▶ WRITTEN TASK A
Copy the lines of the records exactly, starting at the first line of the records and ending at the line that contains "- prediction-error-line: [71, 166, 622, 299]", with both of those lines included.

▶ GIVEN TEXT
[Start]
Any possibility to speed up WHERE IN or replace it with faster alternative?

Question

I am trying to speed up select in query below where I have over 1000 items in WHERE IN

table:

CREATE TABLE `user_item` (
  `user_id` int(11) unsigned NOT NULL,
  `item_id` int(11) unsigned NOT NULL,
  PRIMARY KEY (`user_id`,`item_id`)
) ENGINE=InnoDB DEFAULT CHARSET=utf8;

query:

SELECT
    item_id
FROM
    user_item
WHERE
    user_id = 2
    AND item_id IN(3433456,67584634,587345,...)

With 1000 items in IN list, query takes about 3 seconds to execute. is there any optimization that can be done in this case? There can be billions of rows in this table. Is there an alternative to doing this faster be it with another DB or programming method?

UPDATE:

Here's results of explain:

If I have 999 items in the IN(...) statement:

+------+-------------+----------+-------+---------------+---------+---------+------+------+--------------------------+
| id   | select_type | table    | type  | possible_keys | key     | key_len | ref  | rows | Extra                    |
+------+-------------+----------+-------+---------------+---------+---------+------+------+--------------------------+
|    1 | SIMPLE      | user_item | range | PRIMARY       | PRIMARY | 8       | NULL |  999 | Using where; Using index |
+------+-------------+----------+-------+---------------+---------+---------+------+------+--------------------------+

If I have 1000 items in IN(...) statement:

+------+--------------+-------------+--------+---------------+---------+---------+--------------------+------+--------------------------+
| id   | select_type  | table       | type   | possible_keys | key     | key_len | ref                | rows | Extra                    |
+------+--------------+-------------+--------+---------------+---------+---------+--------------------+------+--------------------------+
|    1 | PRIMARY      | <subquery2> | ALL    | distinct_key  | NULL    | NULL    | NULL               | 1000 |                          |
|    1 | PRIMARY      | user_item    | eq_ref | PRIMARY       | PRIMARY | 8       | const,tvc_0._col_1 |    1 | Using where; Using index |
|    2 | MATERIALIZED | <derived3>  | ALL    | NULL          | NULL    | NULL    | NULL               | 1000 |                          |
|    3 | DERIVED      | NULL        | NULL   | NULL          | NULL    | NULL    | NULL               | NULL | No tables used           |
+------+--------------+-------------+--------+---------------+---------+---------+--------------------+------+--------------------------+

Update 2

I want to explain why I need to do above:

I want to give the user the ability to list items ordered by sort_criteria_1, sort_criteria_2 or sort_criteria_3 and exclude from the list those items that have been marked by given (n) users in the user_item table.
[End]
▶ WRITTEN TASK B
According to the SQL question, how long does the query take to run with 1000 items in the IN list?

▶ Source data
[Start]
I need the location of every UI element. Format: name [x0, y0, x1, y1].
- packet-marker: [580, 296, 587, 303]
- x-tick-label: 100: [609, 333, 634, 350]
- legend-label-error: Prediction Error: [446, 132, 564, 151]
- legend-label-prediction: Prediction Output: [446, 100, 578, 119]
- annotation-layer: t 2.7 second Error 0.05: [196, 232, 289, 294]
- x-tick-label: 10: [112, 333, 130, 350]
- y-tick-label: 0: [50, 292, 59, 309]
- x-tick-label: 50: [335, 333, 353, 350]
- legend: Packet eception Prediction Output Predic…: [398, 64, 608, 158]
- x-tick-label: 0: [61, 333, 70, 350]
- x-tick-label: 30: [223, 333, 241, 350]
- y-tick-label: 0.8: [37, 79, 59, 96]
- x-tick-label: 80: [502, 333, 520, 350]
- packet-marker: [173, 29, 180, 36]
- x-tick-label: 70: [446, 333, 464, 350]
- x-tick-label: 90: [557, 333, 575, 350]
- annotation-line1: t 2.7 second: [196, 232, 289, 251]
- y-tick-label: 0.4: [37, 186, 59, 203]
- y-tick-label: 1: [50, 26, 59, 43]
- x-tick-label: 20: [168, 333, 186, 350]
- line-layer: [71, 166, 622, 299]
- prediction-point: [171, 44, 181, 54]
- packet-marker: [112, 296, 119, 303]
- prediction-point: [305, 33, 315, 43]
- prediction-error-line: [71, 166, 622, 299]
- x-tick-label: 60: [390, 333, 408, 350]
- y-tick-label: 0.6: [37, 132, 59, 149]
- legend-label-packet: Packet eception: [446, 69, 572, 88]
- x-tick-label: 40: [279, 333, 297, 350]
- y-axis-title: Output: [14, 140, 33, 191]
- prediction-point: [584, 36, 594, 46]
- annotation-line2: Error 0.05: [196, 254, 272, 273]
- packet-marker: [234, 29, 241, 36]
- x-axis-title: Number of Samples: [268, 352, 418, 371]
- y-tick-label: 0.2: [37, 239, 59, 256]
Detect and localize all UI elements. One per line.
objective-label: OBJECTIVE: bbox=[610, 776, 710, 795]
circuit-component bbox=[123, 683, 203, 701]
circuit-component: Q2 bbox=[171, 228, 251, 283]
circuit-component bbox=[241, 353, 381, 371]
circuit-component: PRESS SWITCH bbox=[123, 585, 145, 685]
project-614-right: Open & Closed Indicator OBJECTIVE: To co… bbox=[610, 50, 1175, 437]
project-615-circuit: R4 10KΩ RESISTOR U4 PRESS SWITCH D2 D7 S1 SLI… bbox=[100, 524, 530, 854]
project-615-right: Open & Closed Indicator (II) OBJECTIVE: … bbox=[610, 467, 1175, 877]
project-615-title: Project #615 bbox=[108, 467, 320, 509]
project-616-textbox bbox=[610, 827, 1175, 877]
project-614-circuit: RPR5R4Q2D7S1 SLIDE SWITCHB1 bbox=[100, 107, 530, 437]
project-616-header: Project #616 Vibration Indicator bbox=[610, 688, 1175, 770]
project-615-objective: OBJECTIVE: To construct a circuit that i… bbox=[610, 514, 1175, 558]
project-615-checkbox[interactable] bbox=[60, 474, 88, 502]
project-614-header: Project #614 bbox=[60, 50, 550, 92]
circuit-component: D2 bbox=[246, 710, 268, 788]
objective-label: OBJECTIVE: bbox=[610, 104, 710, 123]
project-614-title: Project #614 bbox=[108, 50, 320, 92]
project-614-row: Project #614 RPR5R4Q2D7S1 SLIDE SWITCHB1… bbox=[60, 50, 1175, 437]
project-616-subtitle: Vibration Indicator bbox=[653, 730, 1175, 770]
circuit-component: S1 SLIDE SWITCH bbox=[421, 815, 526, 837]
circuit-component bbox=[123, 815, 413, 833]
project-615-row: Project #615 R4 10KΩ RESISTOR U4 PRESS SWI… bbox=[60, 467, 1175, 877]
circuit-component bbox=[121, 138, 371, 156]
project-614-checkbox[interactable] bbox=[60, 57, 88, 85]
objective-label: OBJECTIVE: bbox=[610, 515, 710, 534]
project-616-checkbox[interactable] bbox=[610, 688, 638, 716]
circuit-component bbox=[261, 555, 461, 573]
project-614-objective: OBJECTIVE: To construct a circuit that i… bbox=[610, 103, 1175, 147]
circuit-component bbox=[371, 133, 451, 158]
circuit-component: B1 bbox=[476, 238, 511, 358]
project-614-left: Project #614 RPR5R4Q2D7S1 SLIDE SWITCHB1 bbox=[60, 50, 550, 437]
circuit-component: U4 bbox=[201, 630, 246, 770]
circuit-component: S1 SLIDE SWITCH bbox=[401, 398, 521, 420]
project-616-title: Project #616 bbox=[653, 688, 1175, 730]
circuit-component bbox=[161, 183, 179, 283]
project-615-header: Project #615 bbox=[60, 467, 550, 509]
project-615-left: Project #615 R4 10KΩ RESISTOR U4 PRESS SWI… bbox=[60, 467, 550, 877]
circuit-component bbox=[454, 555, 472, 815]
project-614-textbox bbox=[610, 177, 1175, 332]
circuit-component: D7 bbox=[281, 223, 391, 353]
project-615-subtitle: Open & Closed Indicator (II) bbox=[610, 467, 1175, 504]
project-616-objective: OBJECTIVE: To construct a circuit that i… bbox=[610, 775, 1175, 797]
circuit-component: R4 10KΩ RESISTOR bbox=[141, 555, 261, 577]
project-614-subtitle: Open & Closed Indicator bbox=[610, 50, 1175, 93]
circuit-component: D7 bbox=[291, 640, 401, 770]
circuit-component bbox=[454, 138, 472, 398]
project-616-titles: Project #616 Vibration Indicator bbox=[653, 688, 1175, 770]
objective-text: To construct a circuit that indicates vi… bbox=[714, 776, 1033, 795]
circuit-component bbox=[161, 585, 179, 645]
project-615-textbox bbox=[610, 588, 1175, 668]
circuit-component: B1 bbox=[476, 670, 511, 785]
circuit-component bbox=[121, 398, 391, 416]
[End]
▶ COMPLETE OUTPUT A
I need the location of every UI element. Format: name [x0, y0, x1, y1].
- packet-marker: [580, 296, 587, 303]
- x-tick-label: 100: [609, 333, 634, 350]
- legend-label-error: Prediction Error: [446, 132, 564, 151]
- legend-label-prediction: Prediction Output: [446, 100, 578, 119]
- annotation-layer: t 2.7 second Error 0.05: [196, 232, 289, 294]
- x-tick-label: 10: [112, 333, 130, 350]
- y-tick-label: 0: [50, 292, 59, 309]
- x-tick-label: 50: [335, 333, 353, 350]
- legend: Packet eception Prediction Output Predic…: [398, 64, 608, 158]
- x-tick-label: 0: [61, 333, 70, 350]
- x-tick-label: 30: [223, 333, 241, 350]
- y-tick-label: 0.8: [37, 79, 59, 96]
- x-tick-label: 80: [502, 333, 520, 350]
- packet-marker: [173, 29, 180, 36]
- x-tick-label: 70: [446, 333, 464, 350]
- x-tick-label: 90: [557, 333, 575, 350]
- annotation-line1: t 2.7 second: [196, 232, 289, 251]
- y-tick-label: 0.4: [37, 186, 59, 203]
- y-tick-label: 1: [50, 26, 59, 43]
- x-tick-label: 20: [168, 333, 186, 350]
- line-layer: [71, 166, 622, 299]
- prediction-point: [171, 44, 181, 54]
- packet-marker: [112, 296, 119, 303]
- prediction-point: [305, 33, 315, 43]
- prediction-error-line: [71, 166, 622, 299]

▶ COMPLETE OUTPUT B
About 3 seconds.